__TASK INSTRUCTIONS__:
Write every record out again exactly as given.

__RECORDS FOR THIS EXERCISE__:
◆ ◆ ◆ ◆ ◆
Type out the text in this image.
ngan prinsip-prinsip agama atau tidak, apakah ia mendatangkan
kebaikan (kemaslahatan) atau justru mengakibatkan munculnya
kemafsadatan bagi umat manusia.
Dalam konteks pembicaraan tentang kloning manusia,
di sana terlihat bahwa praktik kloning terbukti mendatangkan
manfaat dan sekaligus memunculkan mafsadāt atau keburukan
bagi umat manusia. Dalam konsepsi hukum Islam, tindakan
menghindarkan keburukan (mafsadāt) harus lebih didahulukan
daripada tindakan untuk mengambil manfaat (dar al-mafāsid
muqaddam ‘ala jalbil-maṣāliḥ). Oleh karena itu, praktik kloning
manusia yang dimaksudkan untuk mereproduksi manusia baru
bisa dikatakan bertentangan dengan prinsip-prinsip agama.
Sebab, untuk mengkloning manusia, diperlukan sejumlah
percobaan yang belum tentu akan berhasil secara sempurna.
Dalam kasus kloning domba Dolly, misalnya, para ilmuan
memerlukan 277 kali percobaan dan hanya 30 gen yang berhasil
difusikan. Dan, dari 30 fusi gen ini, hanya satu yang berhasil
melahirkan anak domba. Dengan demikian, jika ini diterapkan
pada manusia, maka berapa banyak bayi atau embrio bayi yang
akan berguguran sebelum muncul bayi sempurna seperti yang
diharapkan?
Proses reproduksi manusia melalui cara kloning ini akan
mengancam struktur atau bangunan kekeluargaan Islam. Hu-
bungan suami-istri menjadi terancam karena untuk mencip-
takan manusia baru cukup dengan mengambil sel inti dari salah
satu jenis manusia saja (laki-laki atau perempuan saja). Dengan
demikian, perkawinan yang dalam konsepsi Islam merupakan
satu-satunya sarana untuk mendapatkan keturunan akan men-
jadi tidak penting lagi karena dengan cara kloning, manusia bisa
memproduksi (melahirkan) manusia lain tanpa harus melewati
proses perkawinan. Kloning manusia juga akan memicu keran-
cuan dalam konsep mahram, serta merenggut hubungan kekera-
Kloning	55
◆ ◆ ◆ ◆ ◆
__EXERCISE OUTPUT__:
Type out the text in this image.
ngan prinsip-prinsip agama atau tidak, apakah ia mendatangkan
kebaikan (kemaslahatan) atau justru mengakibatkan munculnya
kemafsadatan bagi umat manusia.
Dalam konteks pembicaraan tentang kloning manusia,
di sana terlihat bahwa praktik kloning terbukti mendatangkan
manfaat dan sekaligus memunculkan mafsadāt atau keburukan
bagi umat manusia. Dalam konsepsi hukum Islam, tindakan
menghindarkan keburukan (mafsadāt) harus lebih didahulukan
daripada tindakan untuk mengambil manfaat (dar al-mafāsid
muqaddam ‘ala jalbil-maṣāliḥ). Oleh karena itu, praktik kloning
manusia yang dimaksudkan untuk mereproduksi manusia baru
bisa dikatakan bertentangan dengan prinsip-prinsip agama.
Sebab, untuk mengkloning manusia, diperlukan sejumlah
percobaan yang belum tentu akan berhasil secara sempurna.
Dalam kasus kloning domba Dolly, misalnya, para ilmuan
memerlukan 277 kali percobaan dan hanya 30 gen yang berhasil
difusikan. Dan, dari 30 fusi gen ini, hanya satu yang berhasil
melahirkan anak domba. Dengan demikian, jika ini diterapkan
pada manusia, maka berapa banyak bayi atau embrio bayi yang
akan berguguran sebelum muncul bayi sempurna seperti yang
diharapkan?
Proses reproduksi manusia melalui cara kloning ini akan
mengancam struktur atau bangunan kekeluargaan Islam. Hu-
bungan suami-istri menjadi terancam karena untuk mencip-
takan manusia baru cukup dengan mengambil sel inti dari salah
satu jenis manusia saja (laki-laki atau perempuan saja). Dengan
demikian, perkawinan yang dalam konsepsi Islam merupakan
satu-satunya sarana untuk mendapatkan keturunan akan men-
jadi tidak penting lagi karena dengan cara kloning, manusia bisa
memproduksi (melahirkan) manusia lain tanpa harus melewati
proses perkawinan. Kloning manusia juga akan memicu keran-
cuan dalam konsep mahram, serta merenggut hubungan kekera-
Kloning	55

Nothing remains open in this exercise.